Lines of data
::::::::

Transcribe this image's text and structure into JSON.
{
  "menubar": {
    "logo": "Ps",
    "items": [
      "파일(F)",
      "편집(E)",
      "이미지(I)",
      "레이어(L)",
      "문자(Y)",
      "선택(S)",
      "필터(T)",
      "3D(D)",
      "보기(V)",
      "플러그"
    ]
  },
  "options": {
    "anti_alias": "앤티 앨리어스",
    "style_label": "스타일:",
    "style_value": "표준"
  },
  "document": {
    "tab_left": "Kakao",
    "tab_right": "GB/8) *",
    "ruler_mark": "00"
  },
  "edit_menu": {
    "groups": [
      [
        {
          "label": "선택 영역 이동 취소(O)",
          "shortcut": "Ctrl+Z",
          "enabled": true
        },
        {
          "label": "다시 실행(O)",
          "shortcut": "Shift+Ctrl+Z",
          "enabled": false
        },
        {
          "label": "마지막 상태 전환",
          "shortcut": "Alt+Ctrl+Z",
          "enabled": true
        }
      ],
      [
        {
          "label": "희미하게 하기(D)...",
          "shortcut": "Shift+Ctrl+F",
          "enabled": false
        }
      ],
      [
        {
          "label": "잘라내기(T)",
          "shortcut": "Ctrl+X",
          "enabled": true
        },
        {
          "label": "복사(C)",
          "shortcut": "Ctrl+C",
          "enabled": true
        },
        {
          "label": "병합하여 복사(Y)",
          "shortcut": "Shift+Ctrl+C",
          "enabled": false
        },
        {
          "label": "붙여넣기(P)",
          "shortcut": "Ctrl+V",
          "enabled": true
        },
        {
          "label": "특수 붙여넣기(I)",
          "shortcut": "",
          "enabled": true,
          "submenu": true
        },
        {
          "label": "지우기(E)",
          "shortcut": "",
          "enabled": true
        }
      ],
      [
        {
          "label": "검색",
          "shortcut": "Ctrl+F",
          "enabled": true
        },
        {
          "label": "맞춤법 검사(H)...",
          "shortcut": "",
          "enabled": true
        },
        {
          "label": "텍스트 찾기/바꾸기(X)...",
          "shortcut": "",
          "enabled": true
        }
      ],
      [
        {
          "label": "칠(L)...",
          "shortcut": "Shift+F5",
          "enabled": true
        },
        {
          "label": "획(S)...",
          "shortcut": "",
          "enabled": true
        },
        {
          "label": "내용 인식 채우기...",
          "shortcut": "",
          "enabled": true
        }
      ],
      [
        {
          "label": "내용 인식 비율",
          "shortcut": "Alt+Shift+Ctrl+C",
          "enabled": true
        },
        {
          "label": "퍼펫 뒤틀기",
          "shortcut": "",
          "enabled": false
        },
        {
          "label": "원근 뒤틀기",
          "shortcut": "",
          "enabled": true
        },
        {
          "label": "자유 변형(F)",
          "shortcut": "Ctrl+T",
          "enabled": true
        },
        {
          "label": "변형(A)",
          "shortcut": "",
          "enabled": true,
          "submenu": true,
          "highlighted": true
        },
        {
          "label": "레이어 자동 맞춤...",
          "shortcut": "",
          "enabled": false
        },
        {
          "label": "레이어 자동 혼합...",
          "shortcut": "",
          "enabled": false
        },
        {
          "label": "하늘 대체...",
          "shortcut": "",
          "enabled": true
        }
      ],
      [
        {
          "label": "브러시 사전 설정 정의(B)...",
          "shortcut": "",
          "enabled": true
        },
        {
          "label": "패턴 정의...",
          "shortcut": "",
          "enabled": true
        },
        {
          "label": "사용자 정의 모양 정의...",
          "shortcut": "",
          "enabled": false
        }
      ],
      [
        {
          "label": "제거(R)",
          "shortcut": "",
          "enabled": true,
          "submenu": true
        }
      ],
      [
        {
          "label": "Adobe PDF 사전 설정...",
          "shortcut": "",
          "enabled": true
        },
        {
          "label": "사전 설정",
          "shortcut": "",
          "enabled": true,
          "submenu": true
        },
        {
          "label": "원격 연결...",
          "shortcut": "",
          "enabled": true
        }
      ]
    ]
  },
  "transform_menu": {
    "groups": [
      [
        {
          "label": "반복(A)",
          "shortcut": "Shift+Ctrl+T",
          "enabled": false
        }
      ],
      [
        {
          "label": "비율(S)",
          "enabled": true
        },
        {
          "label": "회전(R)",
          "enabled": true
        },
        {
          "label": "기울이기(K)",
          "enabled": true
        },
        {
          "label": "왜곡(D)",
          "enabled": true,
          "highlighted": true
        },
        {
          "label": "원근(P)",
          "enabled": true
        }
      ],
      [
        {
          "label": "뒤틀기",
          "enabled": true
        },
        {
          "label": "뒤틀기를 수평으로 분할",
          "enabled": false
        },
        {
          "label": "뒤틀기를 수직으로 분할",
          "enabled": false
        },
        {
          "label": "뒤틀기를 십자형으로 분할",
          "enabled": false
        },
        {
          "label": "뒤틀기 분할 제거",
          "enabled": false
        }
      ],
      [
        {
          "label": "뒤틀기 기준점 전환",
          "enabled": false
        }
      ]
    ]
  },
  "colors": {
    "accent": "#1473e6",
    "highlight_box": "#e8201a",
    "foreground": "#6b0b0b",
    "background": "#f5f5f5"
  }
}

::::::::

### INSTRUCTIONS FOR THE TASK
In the material above, find each line that contains the word "뒤틀기를", and select it.

### TASK SOLUTION
          "label": "뒤틀기를 수평으로 분할",
          "label": "뒤틀기를 수직으로 분할",
          "label": "뒤틀기를 십자형으로 분할",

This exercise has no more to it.